» **The task**
Make an exact copy of the listing below.

──────────────────────────────

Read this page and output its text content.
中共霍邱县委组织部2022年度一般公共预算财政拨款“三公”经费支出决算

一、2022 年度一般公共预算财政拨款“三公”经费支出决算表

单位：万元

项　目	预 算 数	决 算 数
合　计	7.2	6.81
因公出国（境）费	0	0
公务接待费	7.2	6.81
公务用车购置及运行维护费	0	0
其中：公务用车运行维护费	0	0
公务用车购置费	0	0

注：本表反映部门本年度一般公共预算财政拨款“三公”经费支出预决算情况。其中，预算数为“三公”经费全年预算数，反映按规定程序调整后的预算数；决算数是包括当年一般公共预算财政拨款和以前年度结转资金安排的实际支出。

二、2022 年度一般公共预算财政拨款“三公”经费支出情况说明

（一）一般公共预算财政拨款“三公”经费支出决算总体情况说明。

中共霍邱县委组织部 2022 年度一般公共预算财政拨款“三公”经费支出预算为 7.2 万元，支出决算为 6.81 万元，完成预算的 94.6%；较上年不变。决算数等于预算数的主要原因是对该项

──────────────────────────────

» **Full output**
Read this page and output its text content.
中共霍邱县委组织部2022年度一般公共预算财政拨款“三公”经费支出决算

一、2022 年度一般公共预算财政拨款“三公”经费支出决算表

单位：万元

项　目	预 算 数	决 算 数
合　计	7.2	6.81
因公出国（境）费	0	0
公务接待费	7.2	6.81
公务用车购置及运行维护费	0	0
其中：公务用车运行维护费	0	0
公务用车购置费	0	0

注：本表反映部门本年度一般公共预算财政拨款“三公”经费支出预决算情况。其中，预算数为“三公”经费全年预算数，反映按规定程序调整后的预算数；决算数是包括当年一般公共预算财政拨款和以前年度结转资金安排的实际支出。

二、2022 年度一般公共预算财政拨款“三公”经费支出情况说明

（一）一般公共预算财政拨款“三公”经费支出决算总体情况说明。

中共霍邱县委组织部 2022 年度一般公共预算财政拨款“三公”经费支出预算为 7.2 万元，支出决算为 6.81 万元，完成预算的 94.6%；较上年不变。决算数等于预算数的主要原因是对该项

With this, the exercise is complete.